# WHAT TO DO:
Look at the entries below and reproduce them exactly.

######

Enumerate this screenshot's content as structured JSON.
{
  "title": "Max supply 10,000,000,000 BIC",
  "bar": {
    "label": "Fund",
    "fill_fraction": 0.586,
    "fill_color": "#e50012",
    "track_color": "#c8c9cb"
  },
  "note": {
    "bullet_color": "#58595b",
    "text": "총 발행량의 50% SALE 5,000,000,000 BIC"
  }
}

######

# RESULT OF THE TASK:
Enumerate this screenshot's content as structured JSON.
{
  "title": "Max supply 10,000,000,000 BIC",
  "bar": {
    "label": "Fund",
    "fill_fraction": 0.586,
    "fill_color": "#e50012",
    "track_color": "#c8c9cb"
  },
  "note": {
    "bullet_color": "#58595b",
    "text": "총 발행량의 50% SALE 5,000,000,000 BIC"
  }
}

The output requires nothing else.